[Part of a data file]
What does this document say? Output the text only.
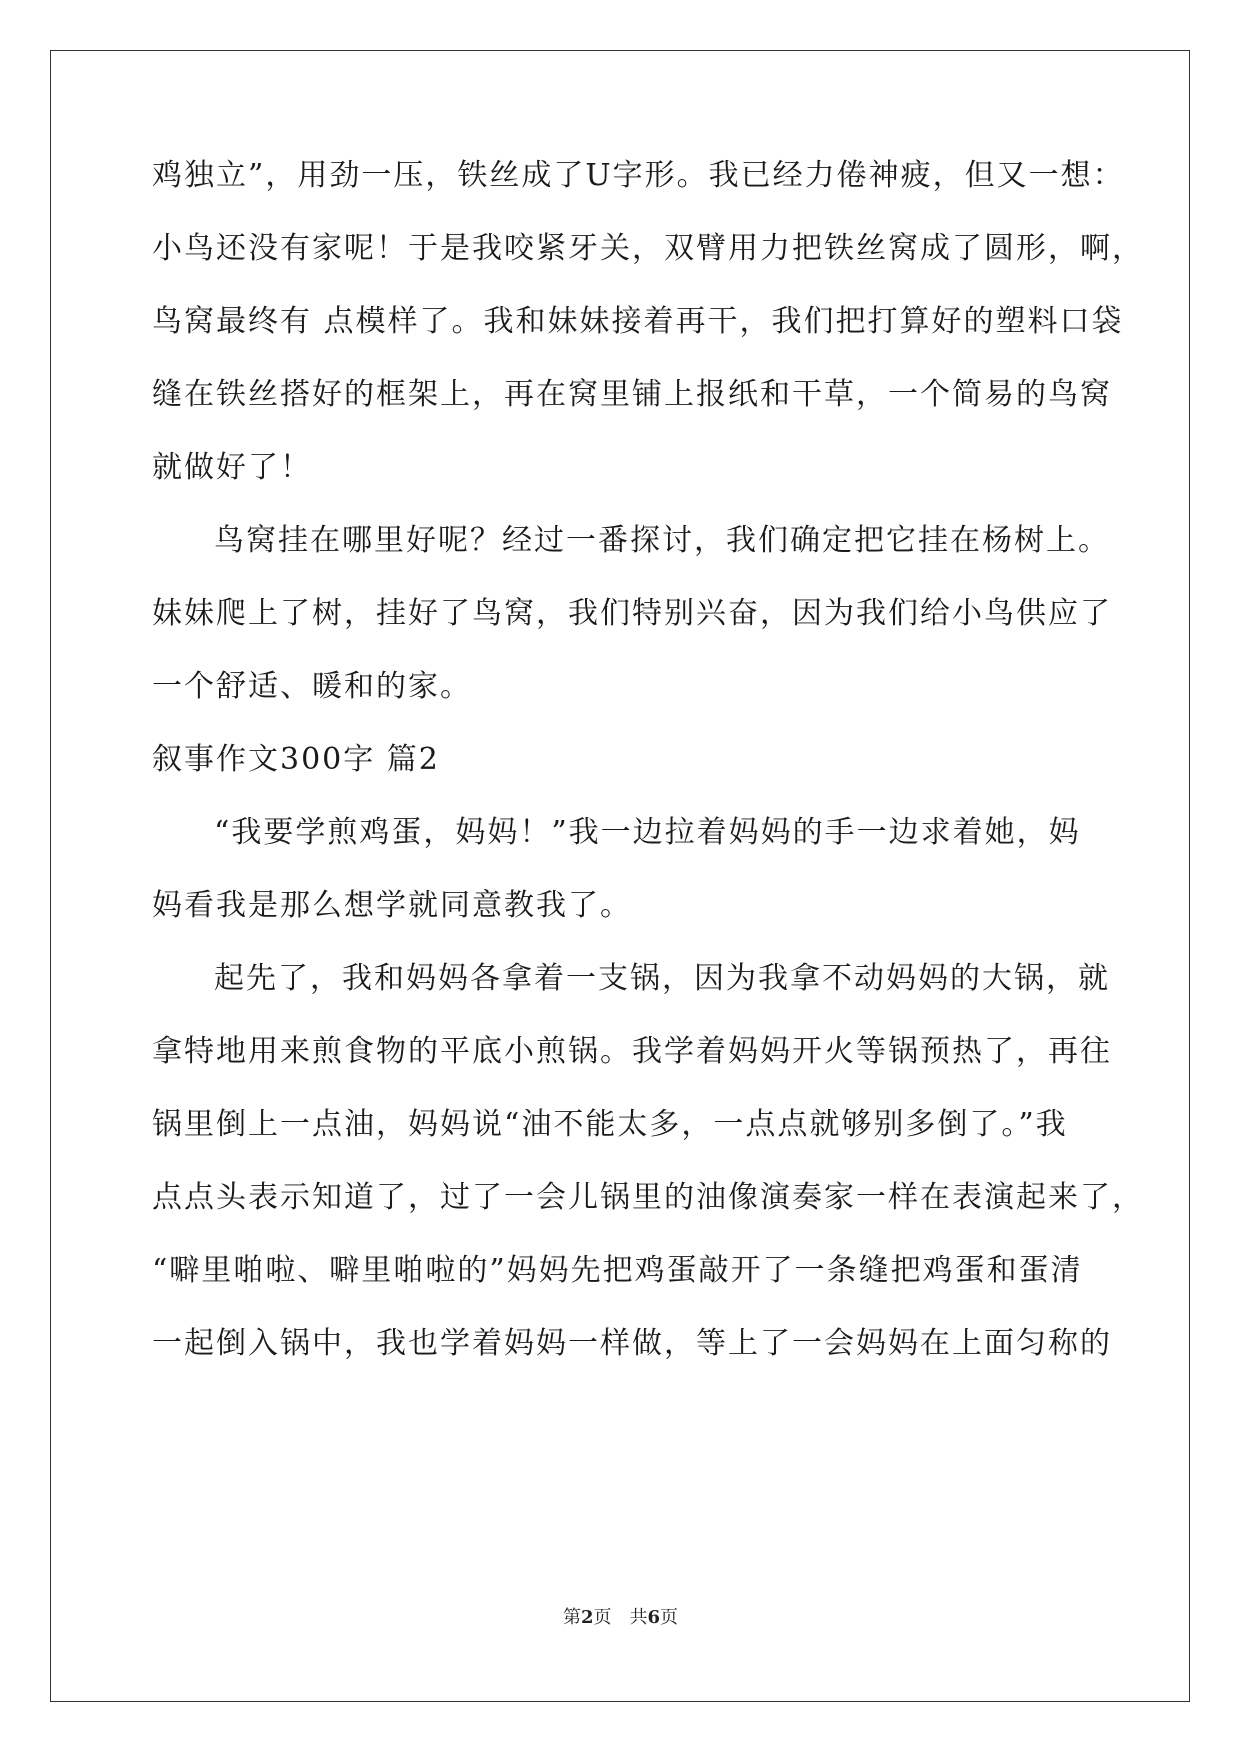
鸡独立”，用劲一压，铁丝成了U字形。我已经力倦神疲，但又一想：
小鸟还没有家呢！于是我咬紧牙关，双臂用力把铁丝窝成了圆形，啊，
鸟窝最终有 点模样了。我和妹妹接着再干，我们把打算好的塑料口袋
缝在铁丝搭好的框架上，再在窝里铺上报纸和干草，一个简易的鸟窝
就做好了！
鸟窝挂在哪里好呢？经过一番探讨，我们确定把它挂在杨树上。
妹妹爬上了树，挂好了鸟窝，我们特别兴奋，因为我们给小鸟供应了
一个舒适、暖和的家。
叙事作文300字 篇2
“我要学煎鸡蛋，妈妈！”我一边拉着妈妈的手一边求着她，妈
妈看我是那么想学就同意教我了。
起先了，我和妈妈各拿着一支锅，因为我拿不动妈妈的大锅，就
拿特地用来煎食物的平底小煎锅。我学着妈妈开火等锅预热了，再往
锅里倒上一点油，妈妈说“油不能太多，一点点就够别多倒了。”我
点点头表示知道了，过了一会儿锅里的油像演奏家一样在表演起来了，
“噼里啪啦、噼里啪啦的”妈妈先把鸡蛋敲开了一条缝把鸡蛋和蛋清
一起倒入锅中，我也学着妈妈一样做，等上了一会妈妈在上面匀称的
第2页　共6页
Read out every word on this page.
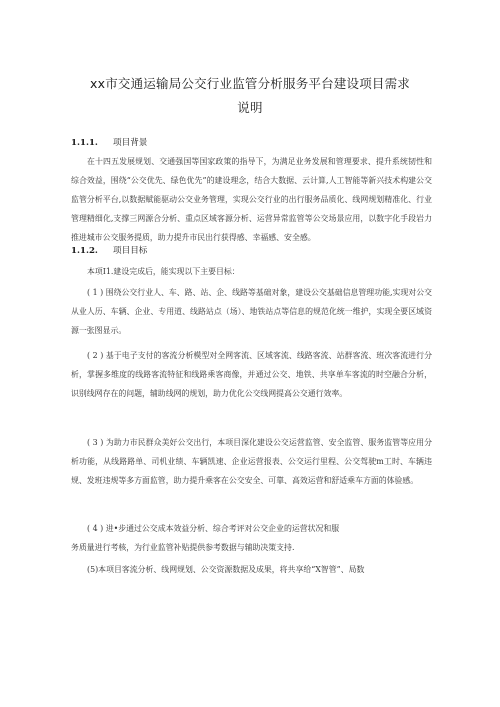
xx市交通运输局公交行业监管分析服务平台建设项目需求
说明
1.1.1. 项目背景
在十四五发展规划、交通强国等国家政策的指导下，为满足业务发展和管理要求、提升系统韧性和综合效益，围绕“公交优先、绿色优先”的建设理念，结合大数据、云计算,人工智能等新兴技术构建公交监管分析平台,以数据赋能驱动公交业务管理，实现公交行业的出行服务品质化、线网规划精准化、行业管理精细化,支撑三网源合分析、重点区域客源分析、运营异常监管等公交场景应用，以数字化手段岩力推进城市公交服务提质，助力提升市民出行获得感、幸福感、安全感。
1.1.2. 项目目标
本项I1.建设完成后，能实现以下主要目标：
( 1 ) 围绕公交行业人、车、路、站、企、线路等基础对象，建设公交基础信息管理功能,实现对公交从业人历、车辆、企业、专用道、线路站点（场）、地铁站点等信息的规范化统一维护，实现全要区域资源一张图显示。
( 2 ) 基于电子支付的客流分析模型对全网客流、区域客流、线路客流、站群客流、班次客流进行分析，掌握多维度的线路客流特征和线路乘客商像，并通过公交、地铁、共享单车客流的时空融合分析，识别线网存在的问题，辅助线网的规划，助力优化公交线网提高公交通行效率。
( 3 ) 为助力市民群众美好公交出行，本项目深化建设公交运营监管、安全监管、服务监管等应用分析功能，从线路路单、司机业绩、车辆凯速、企业运营报表、公交运行里程、公交驾驶m工时、车辆违规、发班违规等多方面监管，助力提升乘客在公交安全、可靠、高效运营和舒适乘车方面的体验感。
( 4 ) 进•步通过公交成本效益分析、综合考评对公交企业的运营状况和服
务质量进行考核，为行业监管补贴提供参考数据与辅助决策支持.
(5)本项目客流分析、线网规划、公交资源数据及成果，将共享给“X智管”、局数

Task brief: Find each line in the records holding the string "this" and show it.

The completed task:
What does this document say? Output the text only.
Read out every word on this page.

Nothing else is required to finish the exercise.